#### OBJECTIVE
Here are some records; copy every line that holds the word "Casting".

#### DATA SUPPLIED

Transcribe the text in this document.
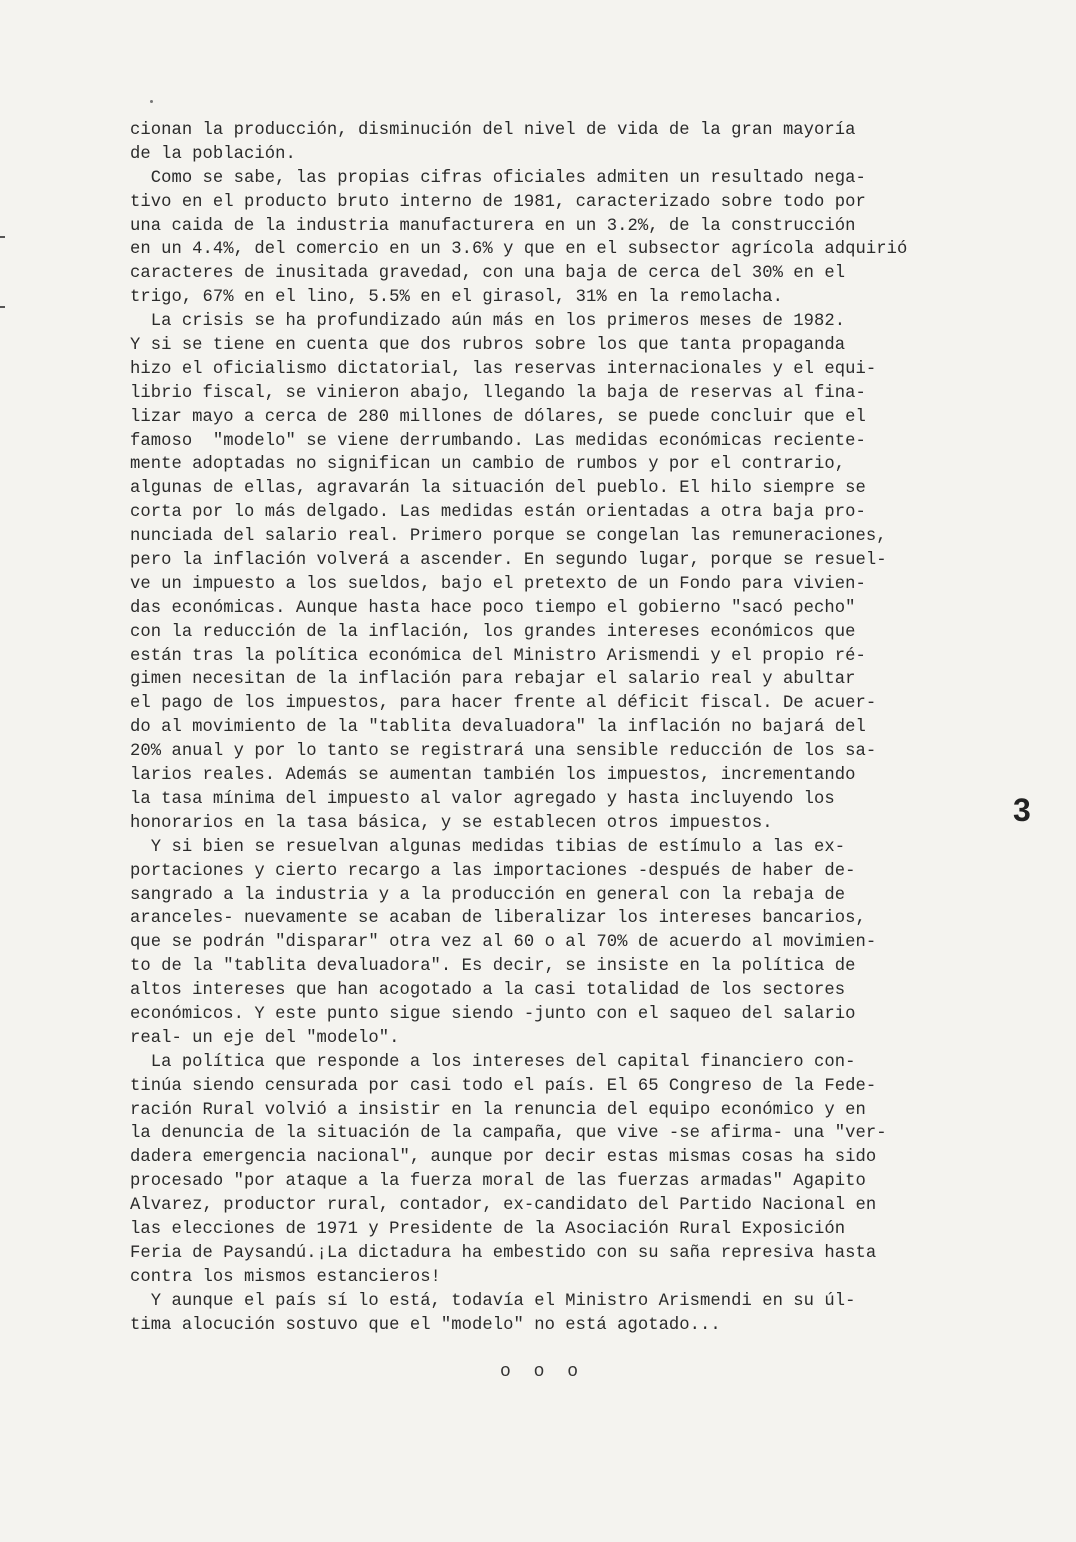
cionan la producción, disminución del nivel de vida de la gran mayoría
de la población.
Como se sabe, las propias cifras oficiales admiten un resultado nega-
tivo en el producto bruto interno de 1981, caracterizado sobre todo por
una caida de la industria manufacturera en un 3.2%, de la construcción
en un 4.4%, del comercio en un 3.6% y que en el subsector agrícola adquirió
caracteres de inusitada gravedad, con una baja de cerca del 30% en el
trigo, 67% en el lino, 5.5% en el girasol, 31% en la remolacha.
La crisis se ha profundizado aún más en los primeros meses de 1982.
Y si se tiene en cuenta que dos rubros sobre los que tanta propaganda
hizo el oficialismo dictatorial, las reservas internacionales y el equi-
librio fiscal, se vinieron abajo, llegando la baja de reservas al fina-
lizar mayo a cerca de 280 millones de dólares, se puede concluir que el
famoso  "modelo" se viene derrumbando. Las medidas económicas reciente-
mente adoptadas no significan un cambio de rumbos y por el contrario,
algunas de ellas, agravarán la situación del pueblo. El hilo siempre se
corta por lo más delgado. Las medidas están orientadas a otra baja pro-
nunciada del salario real. Primero porque se congelan las remuneraciones,
pero la inflación volverá a ascender. En segundo lugar, porque se resuel-
ve un impuesto a los sueldos, bajo el pretexto de un Fondo para vivien-
das económicas. Aunque hasta hace poco tiempo el gobierno "sacó pecho"
con la reducción de la inflación, los grandes intereses económicos que
están tras la política económica del Ministro Arismendi y el propio ré-
gimen necesitan de la inflación para rebajar el salario real y abultar
el pago de los impuestos, para hacer frente al déficit fiscal. De acuer-
do al movimiento de la "tablita devaluadora" la inflación no bajará del
20% anual y por lo tanto se registrará una sensible reducción de los sa-
larios reales. Además se aumentan también los impuestos, incrementando
la tasa mínima del impuesto al valor agregado y hasta incluyendo los
honorarios en la tasa básica, y se establecen otros impuestos.
Y si bien se resuelvan algunas medidas tibias de estímulo a las ex-
portaciones y cierto recargo a las importaciones -después de haber de-
sangrado a la industria y a la producción en general con la rebaja de
aranceles- nuevamente se acaban de liberalizar los intereses bancarios,
que se podrán "disparar" otra vez al 60 o al 70% de acuerdo al movimien-
to de la "tablita devaluadora". Es decir, se insiste en la política de
altos intereses que han acogotado a la casi totalidad de los sectores
económicos. Y este punto sigue siendo -junto con el saqueo del salario
real- un eje del "modelo".
La política que responde a los intereses del capital financiero con-
tinúa siendo censurada por casi todo el país. El 65 Congreso de la Fede-
ración Rural volvió a insistir en la renuncia del equipo económico y en
la denuncia de la situación de la campaña, que vive -se afirma- una "ver-
dadera emergencia nacional", aunque por decir estas mismas cosas ha sido
procesado "por ataque a la fuerza moral de las fuerzas armadas" Agapito
Alvarez, productor rural, contador, ex-candidato del Partido Nacional en
las elecciones de 1971 y Presidente de la Asociación Rural Exposición
Feria de Paysandú.¡La dictadura ha embestido con su saña represiva hasta
contra los mismos estancieros!
Y aunque el país sí lo está, todavía el Ministro Arismendi en su úl-
tima alocución sostuvo que el "modelo" no está agotado...
3
o o o
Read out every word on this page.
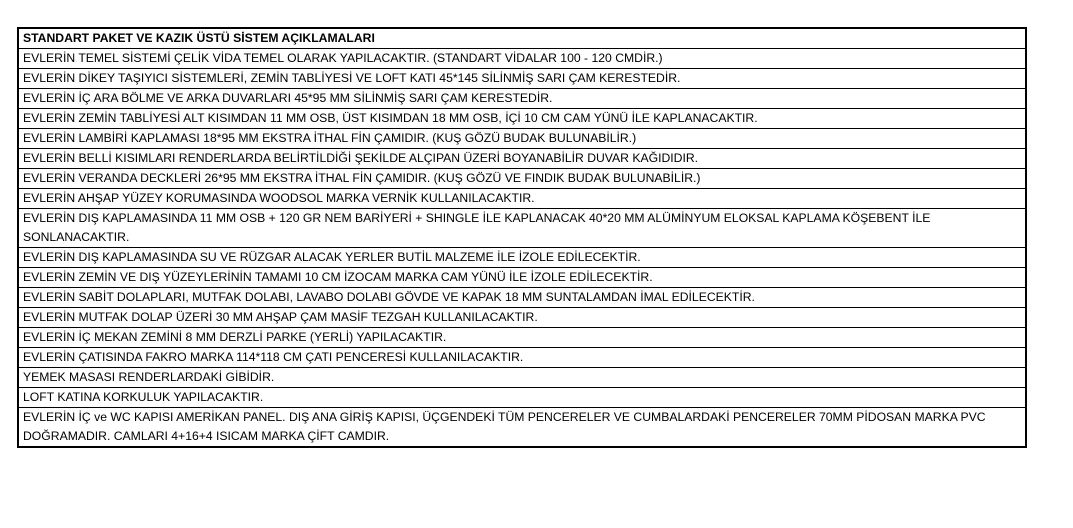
STANDART PAKET VE KAZIK ÜSTÜ SİSTEM AÇIKLAMALARI
EVLERİN TEMEL SİSTEMİ ÇELİK VİDA TEMEL OLARAK YAPILACAKTIR. (STANDART VİDALAR 100 - 120 CMDİR.)
EVLERİN DİKEY TAŞIYICI SİSTEMLERİ, ZEMİN TABLİYESİ VE LOFT KATI 45*145 SİLİNMİŞ SARI ÇAM KERESTEDİR.
EVLERİN İÇ ARA BÖLME VE ARKA DUVARLARI 45*95 MM SİLİNMİŞ SARI ÇAM KERESTEDİR.
EVLERİN ZEMİN TABLİYESİ ALT KISIMDAN 11 MM OSB, ÜST KISIMDAN 18 MM OSB, İÇİ 10 CM CAM YÜNÜ İLE KAPLANACAKTIR.
EVLERİN LAMBİRİ KAPLAMASI 18*95 MM EKSTRA İTHAL FİN ÇAMIDIR. (KUŞ GÖZÜ BUDAK BULUNABİLİR.)
EVLERİN BELLİ KISIMLARI RENDERLARDA BELİRTİLDİĞİ ŞEKİLDE ALÇIPAN ÜZERİ BOYANABİLİR DUVAR KAĞIDIDIR.
EVLERİN VERANDA DECKLERİ 26*95 MM EKSTRA İTHAL FİN ÇAMIDIR. (KUŞ GÖZÜ VE FINDIK BUDAK BULUNABİLİR.)
EVLERİN AHŞAP YÜZEY KORUMASINDA WOODSOL MARKA VERNİK KULLANILACAKTIR.
EVLERİN DIŞ KAPLAMASINDA 11 MM OSB + 120 GR NEM BARİYERİ + SHINGLE İLE KAPLANACAK 40*20 MM ALÜMİNYUM ELOKSAL KAPLAMA KÖŞEBENT İLE SONLANACAKTIR.
EVLERİN DIŞ KAPLAMASINDA SU VE RÜZGAR ALACAK YERLER BUTİL MALZEME İLE İZOLE EDİLECEKTİR.
EVLERİN ZEMİN VE DIŞ YÜZEYLERİNİN TAMAMI 10 CM İZOCAM MARKA CAM YÜNÜ İLE İZOLE EDİLECEKTİR.
EVLERİN SABİT DOLAPLARI, MUTFAK DOLABI, LAVABO DOLABI GÖVDE VE KAPAK 18 MM SUNTALAMDAN İMAL EDİLECEKTİR.
EVLERİN MUTFAK DOLAP ÜZERİ 30 MM AHŞAP ÇAM MASİF TEZGAH KULLANILACAKTIR.
EVLERİN İÇ MEKAN ZEMİNİ 8 MM DERZLİ PARKE (YERLİ) YAPILACAKTIR.
EVLERİN ÇATISINDA FAKRO MARKA 114*118 CM ÇATI PENCERESİ KULLANILACAKTIR.
YEMEK MASASI RENDERLARDAKİ GİBİDİR.
LOFT KATINA KORKULUK YAPILACAKTIR.
EVLERİN İÇ ve WC KAPISI AMERİKAN PANEL. DIŞ ANA GİRİŞ KAPISI, ÜÇGENDEKİ TÜM PENCERELER VE CUMBALARDAKİ PENCERELER 70MM PİDOSAN MARKA PVC DOĞRAMADIR. CAMLARI 4+16+4 ISICAM MARKA ÇİFT CAMDIR.
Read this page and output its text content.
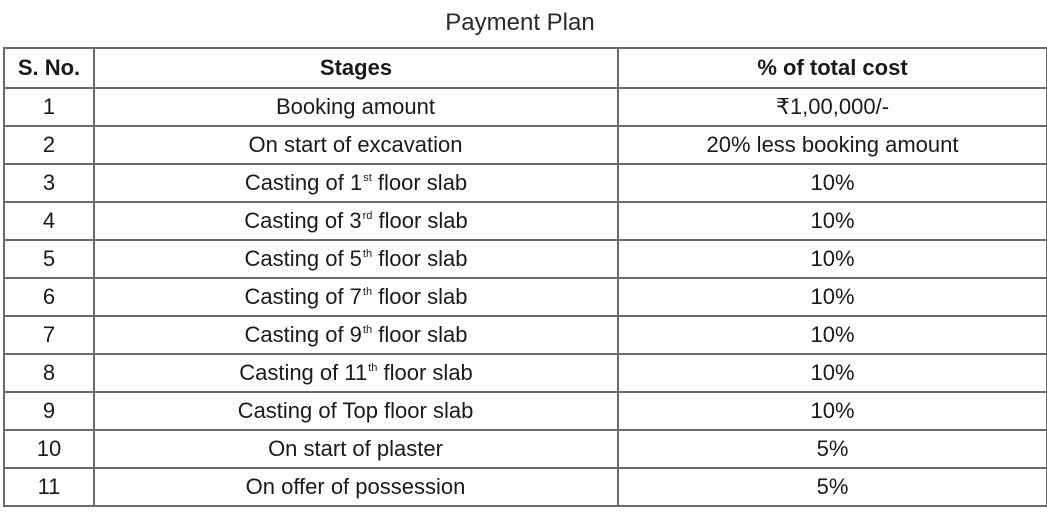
Payment Plan
S. No.	Stages	% of total cost
1	Booking amount	₹1,00,000/-
2	On start of excavation	20% less booking amount
3	Casting of 1st floor slab	10%
4	Casting of 3rd floor slab	10%
5	Casting of 5th floor slab	10%
6	Casting of 7th floor slab	10%
7	Casting of 9th floor slab	10%
8	Casting of 11th floor slab	10%
9	Casting of Top floor slab	10%
10	On start of plaster	5%
11	On offer of possession	5%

#### CORRECT ANSWER
3	Casting of 1st floor slab	10%
4	Casting of 3rd floor slab	10%
5	Casting of 5th floor slab	10%
6	Casting of 7th floor slab	10%
7	Casting of 9th floor slab	10%
8	Casting of 11th floor slab	10%
9	Casting of Top floor slab	10%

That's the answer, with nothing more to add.